Exercise prompt: Return the rows below unchanged, starting with the line containing "profile-line xyxy=(32,137,1538,715)" and continuing through the line containing "grade-segment-area xyxy=(290,621,355,718)", both included.

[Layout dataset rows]
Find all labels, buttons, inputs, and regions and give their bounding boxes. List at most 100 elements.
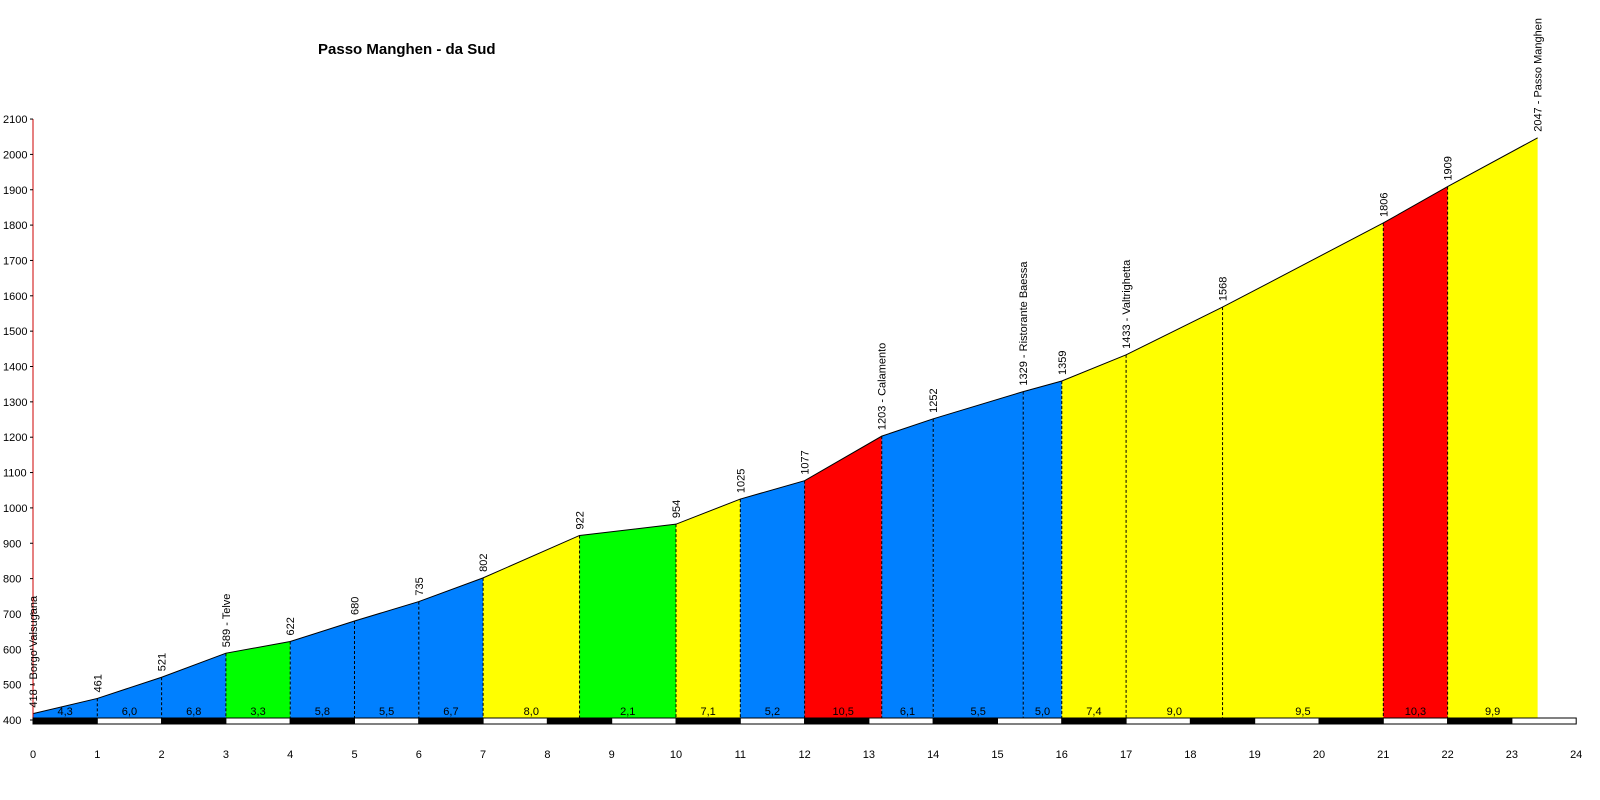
profile-line xyxy=(32,137,1538,715)
km-bar-segment xyxy=(997,717,1063,725)
y-tick-label: 900 xyxy=(3,538,21,550)
grade-label: 5,0 xyxy=(1035,706,1050,718)
x-tick-label: 17 xyxy=(1120,749,1132,761)
grade-segment-area xyxy=(579,524,676,718)
x-tick-label: 16 xyxy=(1056,749,1068,761)
grade-segment-area xyxy=(161,653,226,718)
x-tick-label: 4 xyxy=(287,749,293,761)
grade-segment-area xyxy=(290,621,355,718)
grade-segment-area xyxy=(354,601,419,718)
km-bar-segment xyxy=(1511,717,1577,725)
x-tick-label: 18 xyxy=(1184,749,1196,761)
y-tick-label: 400 xyxy=(3,715,21,727)
grade-label: 4,3 xyxy=(58,706,73,718)
grade-segment-area xyxy=(1023,380,1062,718)
km-bar-segment xyxy=(1125,717,1191,725)
elevation-label: 802 xyxy=(478,554,490,572)
grade-segment-area xyxy=(97,677,162,718)
grade-label: 7,1 xyxy=(701,706,716,718)
x-tick-label: 15 xyxy=(991,749,1003,761)
y-tick-label: 1400 xyxy=(3,362,27,374)
x-tick-label: 7 xyxy=(480,749,486,761)
grade-segment-area xyxy=(483,535,580,718)
y-tick-label: 2100 xyxy=(3,114,27,126)
elevation-label: 1329 - Ristorante Baessa xyxy=(1018,261,1030,386)
km-bar-segment xyxy=(675,717,741,725)
y-tick-label: 1100 xyxy=(3,468,27,480)
km-bar-segment xyxy=(32,717,98,725)
elevation-label: 461 xyxy=(92,674,104,692)
y-tick-label: 1000 xyxy=(3,503,27,515)
x-tick-label: 10 xyxy=(670,749,682,761)
y-tick-label: 1500 xyxy=(3,326,27,338)
elevation-label: 1806 xyxy=(1378,192,1390,216)
x-tick-label: 2 xyxy=(159,749,165,761)
grade-segment-area xyxy=(1126,307,1223,718)
grade-segment-area xyxy=(1447,137,1538,718)
grade-segment-area xyxy=(33,698,98,718)
x-tick-label: 24 xyxy=(1570,749,1582,761)
grade-label: 9,5 xyxy=(1295,706,1310,718)
elevation-label: 521 xyxy=(157,653,169,671)
km-bar-segment xyxy=(418,717,484,725)
x-tick-label: 0 xyxy=(30,749,36,761)
km-bar-segment xyxy=(611,717,677,725)
x-tick-label: 8 xyxy=(544,749,550,761)
grade-label: 10,5 xyxy=(832,706,853,718)
grade-segment-area xyxy=(1383,186,1448,719)
km-bar-segment xyxy=(96,717,163,725)
elevation-labels: 418 - Borgo Valsugana 461 521 589 - Telve 62… xyxy=(28,18,1545,708)
y-tick-label: 600 xyxy=(3,644,21,656)
y-tick-label: 1800 xyxy=(3,220,27,232)
elevation-label: 2047 - Passo Manghen xyxy=(1533,18,1545,132)
elevation-label: 622 xyxy=(285,617,297,635)
km-bar-segment xyxy=(354,717,420,725)
x-tick-label: 23 xyxy=(1506,749,1518,761)
grade-segment-area xyxy=(676,499,741,718)
elevation-label: 1568 xyxy=(1218,277,1230,301)
grade-segment-area xyxy=(418,577,484,718)
elevation-label: 1433 - Valtrighetta xyxy=(1121,259,1133,349)
grade-segment-area xyxy=(1222,222,1384,718)
grade-label: 6,1 xyxy=(900,706,915,718)
y-axis: 400 500 600 700 800 900 1000 1100 1200 1300 1400 15… xyxy=(3,114,34,727)
grade-labels: 4,3 6,0 6,8 3,3 5,8 5,5 6,7 8,0 2,1 7,1 5,2 10,5 6,1… xyxy=(58,706,1501,718)
elevation-label: 418 - Borgo Valsugana xyxy=(28,595,40,708)
y-tick-label: 1900 xyxy=(3,185,27,197)
chart-title: Passo Manghen - da Sud xyxy=(318,41,496,58)
x-tick-label: 3 xyxy=(223,749,229,761)
grade-label: 5,5 xyxy=(379,706,394,718)
km-bar-segment xyxy=(1318,717,1384,725)
km-bar-segment xyxy=(804,717,870,725)
km-bar-segment xyxy=(1061,717,1127,725)
grade-segment-area xyxy=(881,418,934,718)
elevation-label: 1909 xyxy=(1443,156,1455,180)
elevation-label: 1359 xyxy=(1057,351,1069,375)
elevation-label: 1252 xyxy=(928,388,940,412)
grade-label: 8,0 xyxy=(524,706,539,718)
elevation-label: 922 xyxy=(575,511,587,529)
elevation-label: 589 - Telve xyxy=(221,594,233,648)
km-bar-segment xyxy=(1447,717,1513,725)
km-bar-segment xyxy=(868,717,934,725)
grade-label: 2,1 xyxy=(620,706,635,718)
y-tick-label: 800 xyxy=(3,574,21,586)
grade-label: 9,0 xyxy=(1167,706,1182,718)
elevation-label: 680 xyxy=(350,597,362,615)
grade-label: 3,3 xyxy=(250,706,265,718)
grade-label: 6,7 xyxy=(443,706,458,718)
x-tick-label: 9 xyxy=(609,749,615,761)
grade-label: 7,4 xyxy=(1086,706,1101,718)
x-tick-label: 19 xyxy=(1249,749,1261,761)
x-tick-label: 20 xyxy=(1313,749,1325,761)
x-tick-label: 6 xyxy=(416,749,422,761)
elevation-label: 954 xyxy=(671,500,683,518)
x-tick-label: 14 xyxy=(927,749,939,761)
grade-segment-area xyxy=(225,641,291,718)
x-tick-label: 11 xyxy=(735,749,746,761)
grade-segment-area xyxy=(804,436,882,718)
km-bar-segment xyxy=(482,717,548,725)
y-tick-label: 700 xyxy=(3,609,21,621)
grade-label: 6,0 xyxy=(122,706,137,718)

Result for this exercise:
profile-line xyxy=(32,137,1538,715)
km-bar-segment xyxy=(997,717,1063,725)
y-tick-label: 900 xyxy=(3,538,21,550)
grade-label: 5,0 xyxy=(1035,706,1050,718)
x-tick-label: 17 xyxy=(1120,749,1132,761)
grade-segment-area xyxy=(579,524,676,718)
x-tick-label: 16 xyxy=(1056,749,1068,761)
grade-segment-area xyxy=(161,653,226,718)
x-tick-label: 4 xyxy=(287,749,293,761)
grade-segment-area xyxy=(290,621,355,718)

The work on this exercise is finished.